§ JOB:
Collect every line that includes the string "Scanner".

§ EXCERPTED DATA:
···
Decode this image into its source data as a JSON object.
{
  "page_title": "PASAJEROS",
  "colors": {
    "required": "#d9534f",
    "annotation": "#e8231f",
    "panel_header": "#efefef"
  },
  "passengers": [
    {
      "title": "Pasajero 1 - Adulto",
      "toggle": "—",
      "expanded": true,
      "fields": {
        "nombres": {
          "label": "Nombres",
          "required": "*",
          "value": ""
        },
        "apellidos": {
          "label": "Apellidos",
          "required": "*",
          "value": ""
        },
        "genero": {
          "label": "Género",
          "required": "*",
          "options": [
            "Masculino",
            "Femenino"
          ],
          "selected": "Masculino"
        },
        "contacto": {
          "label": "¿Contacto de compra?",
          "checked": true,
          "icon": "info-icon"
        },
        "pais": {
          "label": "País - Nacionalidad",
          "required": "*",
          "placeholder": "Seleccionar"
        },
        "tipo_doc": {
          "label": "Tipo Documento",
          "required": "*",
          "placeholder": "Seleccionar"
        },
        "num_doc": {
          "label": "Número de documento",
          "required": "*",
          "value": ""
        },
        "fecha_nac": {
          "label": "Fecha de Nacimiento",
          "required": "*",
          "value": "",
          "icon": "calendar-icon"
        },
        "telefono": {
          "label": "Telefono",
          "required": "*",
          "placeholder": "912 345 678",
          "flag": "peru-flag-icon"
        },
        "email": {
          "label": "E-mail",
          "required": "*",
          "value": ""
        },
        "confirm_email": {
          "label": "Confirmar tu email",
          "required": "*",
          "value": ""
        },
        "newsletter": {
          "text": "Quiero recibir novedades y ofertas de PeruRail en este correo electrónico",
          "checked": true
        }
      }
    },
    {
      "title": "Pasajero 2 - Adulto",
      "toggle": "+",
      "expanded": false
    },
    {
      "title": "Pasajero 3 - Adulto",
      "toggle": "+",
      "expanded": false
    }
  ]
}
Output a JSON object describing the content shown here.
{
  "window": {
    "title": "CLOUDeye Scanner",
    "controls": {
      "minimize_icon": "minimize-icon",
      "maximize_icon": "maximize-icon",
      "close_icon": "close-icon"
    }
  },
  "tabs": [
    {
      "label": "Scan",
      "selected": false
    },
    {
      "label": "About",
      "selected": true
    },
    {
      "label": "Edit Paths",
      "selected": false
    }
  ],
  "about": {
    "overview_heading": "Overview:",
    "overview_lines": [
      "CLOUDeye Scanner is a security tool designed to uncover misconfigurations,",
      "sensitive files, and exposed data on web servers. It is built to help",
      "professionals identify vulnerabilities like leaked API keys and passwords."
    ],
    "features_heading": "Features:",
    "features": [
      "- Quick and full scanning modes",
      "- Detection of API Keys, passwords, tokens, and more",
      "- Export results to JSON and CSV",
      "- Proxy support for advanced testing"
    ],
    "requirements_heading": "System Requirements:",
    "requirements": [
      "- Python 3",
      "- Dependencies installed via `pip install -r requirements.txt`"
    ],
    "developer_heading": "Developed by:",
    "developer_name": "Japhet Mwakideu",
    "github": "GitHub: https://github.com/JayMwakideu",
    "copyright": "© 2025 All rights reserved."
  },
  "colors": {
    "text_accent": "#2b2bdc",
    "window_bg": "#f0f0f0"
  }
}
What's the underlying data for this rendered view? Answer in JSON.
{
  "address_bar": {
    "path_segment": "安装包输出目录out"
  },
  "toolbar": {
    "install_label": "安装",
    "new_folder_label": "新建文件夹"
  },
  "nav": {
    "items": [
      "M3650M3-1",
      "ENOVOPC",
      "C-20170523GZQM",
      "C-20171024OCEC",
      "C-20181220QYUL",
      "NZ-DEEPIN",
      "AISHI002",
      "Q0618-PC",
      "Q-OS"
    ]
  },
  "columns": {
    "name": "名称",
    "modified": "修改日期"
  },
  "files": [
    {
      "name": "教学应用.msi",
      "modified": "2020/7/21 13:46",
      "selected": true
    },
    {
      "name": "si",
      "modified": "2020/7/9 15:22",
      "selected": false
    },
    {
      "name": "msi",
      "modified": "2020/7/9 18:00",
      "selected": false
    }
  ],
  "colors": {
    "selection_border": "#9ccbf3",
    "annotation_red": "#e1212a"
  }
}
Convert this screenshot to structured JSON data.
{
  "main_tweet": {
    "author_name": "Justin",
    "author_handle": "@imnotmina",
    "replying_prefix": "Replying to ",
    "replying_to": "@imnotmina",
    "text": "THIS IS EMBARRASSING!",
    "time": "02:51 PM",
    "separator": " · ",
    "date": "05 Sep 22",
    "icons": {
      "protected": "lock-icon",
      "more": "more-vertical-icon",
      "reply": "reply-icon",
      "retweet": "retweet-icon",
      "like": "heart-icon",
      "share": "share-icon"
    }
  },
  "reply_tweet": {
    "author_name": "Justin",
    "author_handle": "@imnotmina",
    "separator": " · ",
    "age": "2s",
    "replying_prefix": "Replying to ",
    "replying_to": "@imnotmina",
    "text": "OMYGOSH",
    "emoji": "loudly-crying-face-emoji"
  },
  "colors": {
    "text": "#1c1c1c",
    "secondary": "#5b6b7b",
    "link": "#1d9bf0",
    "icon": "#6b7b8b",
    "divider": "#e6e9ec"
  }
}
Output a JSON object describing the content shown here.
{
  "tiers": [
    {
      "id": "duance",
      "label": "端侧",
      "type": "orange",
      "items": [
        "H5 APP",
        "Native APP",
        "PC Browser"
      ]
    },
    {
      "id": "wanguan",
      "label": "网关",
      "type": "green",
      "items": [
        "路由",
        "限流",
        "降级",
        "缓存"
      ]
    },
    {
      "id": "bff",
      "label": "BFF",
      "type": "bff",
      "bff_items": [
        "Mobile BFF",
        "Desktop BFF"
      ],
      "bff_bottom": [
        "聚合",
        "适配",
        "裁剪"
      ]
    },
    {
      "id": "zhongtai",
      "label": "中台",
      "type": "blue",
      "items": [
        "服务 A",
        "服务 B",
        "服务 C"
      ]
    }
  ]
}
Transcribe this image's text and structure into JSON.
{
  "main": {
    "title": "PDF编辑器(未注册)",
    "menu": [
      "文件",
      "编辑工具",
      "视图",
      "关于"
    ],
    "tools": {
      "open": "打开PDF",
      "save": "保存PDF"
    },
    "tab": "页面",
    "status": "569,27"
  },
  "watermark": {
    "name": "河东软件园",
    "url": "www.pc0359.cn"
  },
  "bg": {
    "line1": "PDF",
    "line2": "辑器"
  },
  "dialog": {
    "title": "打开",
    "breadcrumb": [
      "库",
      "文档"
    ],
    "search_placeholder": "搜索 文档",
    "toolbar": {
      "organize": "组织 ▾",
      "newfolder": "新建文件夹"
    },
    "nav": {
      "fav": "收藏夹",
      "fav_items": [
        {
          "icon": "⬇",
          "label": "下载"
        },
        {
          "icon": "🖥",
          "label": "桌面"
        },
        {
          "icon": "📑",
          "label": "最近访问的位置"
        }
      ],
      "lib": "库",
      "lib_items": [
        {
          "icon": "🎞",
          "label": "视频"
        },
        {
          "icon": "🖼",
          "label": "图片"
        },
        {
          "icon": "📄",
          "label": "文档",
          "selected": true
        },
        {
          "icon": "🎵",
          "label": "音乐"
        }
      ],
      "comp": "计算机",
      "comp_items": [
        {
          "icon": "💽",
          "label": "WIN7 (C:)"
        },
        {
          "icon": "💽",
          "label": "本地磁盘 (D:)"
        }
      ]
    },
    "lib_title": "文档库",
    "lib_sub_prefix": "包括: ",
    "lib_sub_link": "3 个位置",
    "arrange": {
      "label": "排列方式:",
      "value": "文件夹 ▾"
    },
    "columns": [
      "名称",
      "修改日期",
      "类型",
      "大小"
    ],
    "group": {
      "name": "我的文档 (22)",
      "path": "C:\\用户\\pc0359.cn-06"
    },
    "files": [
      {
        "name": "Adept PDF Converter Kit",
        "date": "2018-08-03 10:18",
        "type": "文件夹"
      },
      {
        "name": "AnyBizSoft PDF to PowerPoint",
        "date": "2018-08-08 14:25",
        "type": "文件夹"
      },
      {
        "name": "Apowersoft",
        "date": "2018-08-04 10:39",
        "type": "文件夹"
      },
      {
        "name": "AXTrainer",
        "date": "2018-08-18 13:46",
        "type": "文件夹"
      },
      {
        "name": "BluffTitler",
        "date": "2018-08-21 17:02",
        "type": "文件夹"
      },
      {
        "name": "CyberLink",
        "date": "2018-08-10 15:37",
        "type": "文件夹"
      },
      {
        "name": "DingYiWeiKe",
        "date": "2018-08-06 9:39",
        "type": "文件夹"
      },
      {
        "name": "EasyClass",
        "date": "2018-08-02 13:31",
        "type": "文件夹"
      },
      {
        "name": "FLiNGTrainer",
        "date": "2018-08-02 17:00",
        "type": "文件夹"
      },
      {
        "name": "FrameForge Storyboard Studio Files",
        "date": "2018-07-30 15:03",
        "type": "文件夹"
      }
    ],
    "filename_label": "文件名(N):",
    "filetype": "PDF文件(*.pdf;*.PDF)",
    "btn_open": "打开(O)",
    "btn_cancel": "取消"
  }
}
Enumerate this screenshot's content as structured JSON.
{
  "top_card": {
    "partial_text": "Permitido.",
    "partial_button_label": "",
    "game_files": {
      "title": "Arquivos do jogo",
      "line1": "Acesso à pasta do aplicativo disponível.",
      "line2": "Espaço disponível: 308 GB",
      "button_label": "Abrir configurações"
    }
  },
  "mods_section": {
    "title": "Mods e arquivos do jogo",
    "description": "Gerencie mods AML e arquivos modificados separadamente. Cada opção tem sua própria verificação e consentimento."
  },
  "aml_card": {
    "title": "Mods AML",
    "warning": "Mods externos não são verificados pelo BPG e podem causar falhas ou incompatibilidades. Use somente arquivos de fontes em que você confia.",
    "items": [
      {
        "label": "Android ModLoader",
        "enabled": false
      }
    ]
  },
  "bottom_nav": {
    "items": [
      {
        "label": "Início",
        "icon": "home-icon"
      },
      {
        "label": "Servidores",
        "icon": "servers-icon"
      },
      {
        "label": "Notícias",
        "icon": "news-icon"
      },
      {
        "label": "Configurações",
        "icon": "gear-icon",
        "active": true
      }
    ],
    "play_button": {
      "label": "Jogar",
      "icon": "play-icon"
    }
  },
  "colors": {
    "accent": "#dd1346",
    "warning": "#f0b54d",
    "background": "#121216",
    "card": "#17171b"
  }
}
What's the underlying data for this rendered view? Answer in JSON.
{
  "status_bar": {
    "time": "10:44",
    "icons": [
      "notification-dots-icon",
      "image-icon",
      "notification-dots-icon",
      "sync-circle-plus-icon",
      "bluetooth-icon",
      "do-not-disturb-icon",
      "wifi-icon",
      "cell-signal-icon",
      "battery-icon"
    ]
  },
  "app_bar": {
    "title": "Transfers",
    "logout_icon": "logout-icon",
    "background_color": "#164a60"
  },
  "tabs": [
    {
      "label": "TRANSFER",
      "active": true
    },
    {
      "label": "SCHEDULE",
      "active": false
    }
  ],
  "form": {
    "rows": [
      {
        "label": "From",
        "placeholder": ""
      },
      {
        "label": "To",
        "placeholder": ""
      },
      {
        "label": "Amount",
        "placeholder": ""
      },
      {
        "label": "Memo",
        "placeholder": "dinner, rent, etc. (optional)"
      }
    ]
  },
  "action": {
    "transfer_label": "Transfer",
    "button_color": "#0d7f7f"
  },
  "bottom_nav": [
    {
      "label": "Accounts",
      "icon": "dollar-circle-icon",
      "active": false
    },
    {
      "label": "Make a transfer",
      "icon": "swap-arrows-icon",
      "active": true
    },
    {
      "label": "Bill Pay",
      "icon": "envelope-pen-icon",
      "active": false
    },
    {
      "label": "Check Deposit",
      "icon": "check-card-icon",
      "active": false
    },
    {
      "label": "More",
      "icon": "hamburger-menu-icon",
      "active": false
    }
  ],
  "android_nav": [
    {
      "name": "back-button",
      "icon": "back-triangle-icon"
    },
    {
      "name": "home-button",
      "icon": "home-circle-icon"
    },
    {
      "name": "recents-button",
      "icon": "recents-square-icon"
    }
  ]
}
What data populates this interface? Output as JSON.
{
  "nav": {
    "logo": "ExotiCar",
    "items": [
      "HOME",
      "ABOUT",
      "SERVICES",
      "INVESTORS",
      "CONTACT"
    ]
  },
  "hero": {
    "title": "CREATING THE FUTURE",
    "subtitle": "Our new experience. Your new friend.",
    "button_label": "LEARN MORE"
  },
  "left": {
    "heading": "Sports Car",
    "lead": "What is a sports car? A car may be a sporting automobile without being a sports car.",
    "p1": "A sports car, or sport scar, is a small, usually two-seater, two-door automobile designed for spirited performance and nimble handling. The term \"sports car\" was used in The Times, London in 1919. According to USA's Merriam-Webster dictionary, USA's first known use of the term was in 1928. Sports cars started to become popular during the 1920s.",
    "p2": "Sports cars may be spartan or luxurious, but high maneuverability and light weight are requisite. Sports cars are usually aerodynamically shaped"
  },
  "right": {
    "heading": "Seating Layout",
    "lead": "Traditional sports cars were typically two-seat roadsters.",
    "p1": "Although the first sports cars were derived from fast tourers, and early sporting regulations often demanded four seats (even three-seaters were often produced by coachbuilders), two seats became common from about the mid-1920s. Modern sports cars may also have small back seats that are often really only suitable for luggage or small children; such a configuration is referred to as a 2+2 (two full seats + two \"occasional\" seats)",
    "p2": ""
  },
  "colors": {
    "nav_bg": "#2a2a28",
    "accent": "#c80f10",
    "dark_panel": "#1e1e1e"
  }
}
···
§ RESPONSE TO THIS TASK:
    "title": "CLOUDeye Scanner",
      "CLOUDeye Scanner is a security tool designed to uncover misconfigurations,",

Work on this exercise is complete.